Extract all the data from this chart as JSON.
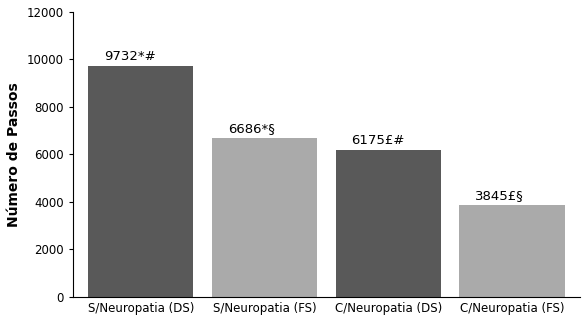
{
  "categories": [
    "S/Neuropatia (DS)",
    "S/Neuropatia (FS)",
    "C/Neuropatia (DS)",
    "C/Neuropatia (FS)"
  ],
  "values": [
    9732,
    6686,
    6175,
    3845
  ],
  "bar_colors": [
    "#595959",
    "#aaaaaa",
    "#595959",
    "#aaaaaa"
  ],
  "labels": [
    "9732*#",
    "6686*§",
    "6175£#",
    "3845£§"
  ],
  "ylabel": "Número de Passos",
  "ylim": [
    0,
    12000
  ],
  "yticks": [
    0,
    2000,
    4000,
    6000,
    8000,
    10000,
    12000
  ],
  "bar_width": 0.85,
  "label_fontsize": 9.5,
  "tick_fontsize": 8.5,
  "ylabel_fontsize": 10,
  "background_color": "#ffffff",
  "edge_color": "none"
}
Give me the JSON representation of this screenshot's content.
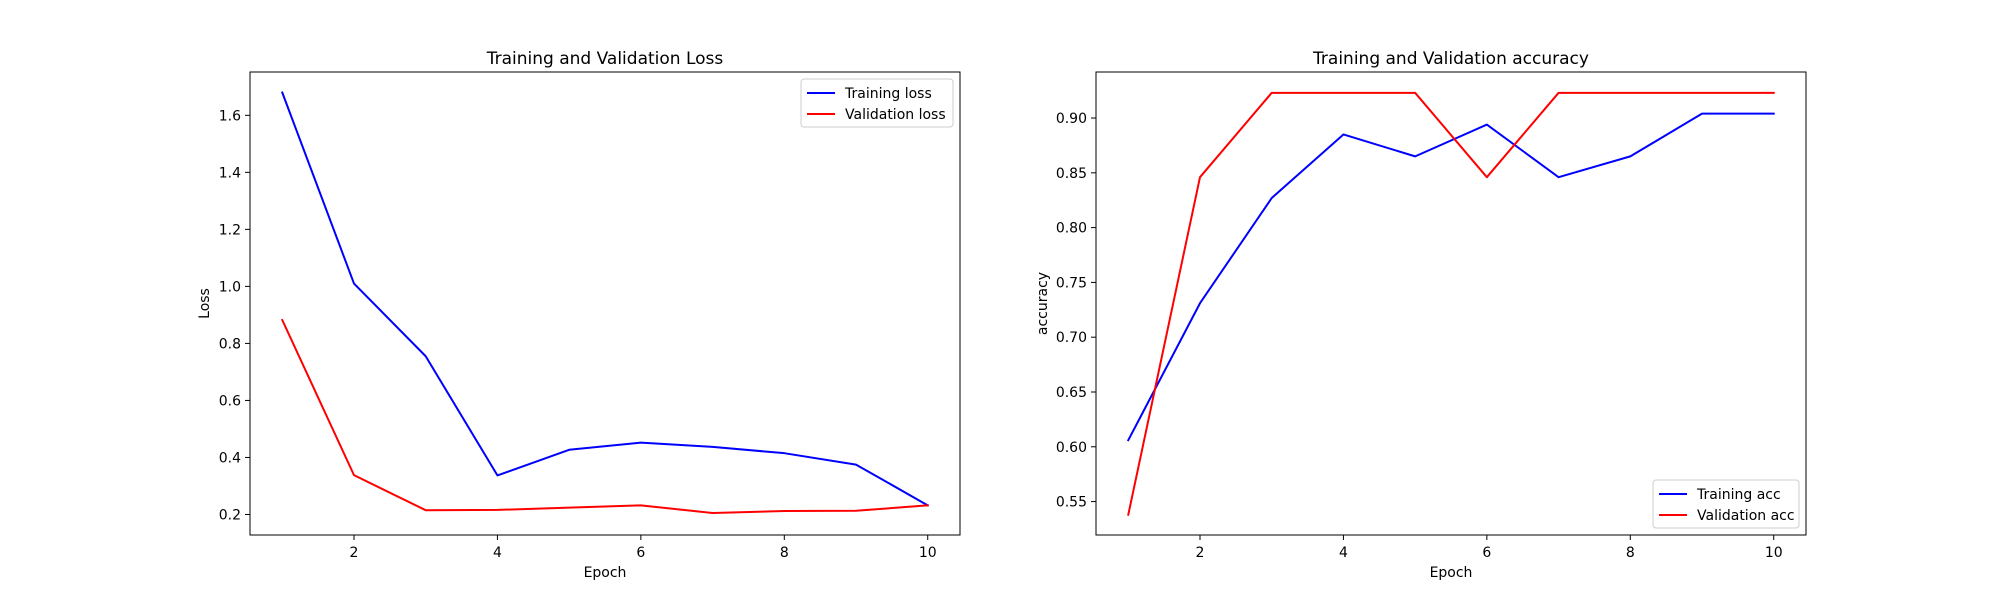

Given instruction – Examine the records and report how many lines contain the string "this". Only the number should be given.

Finished task – 2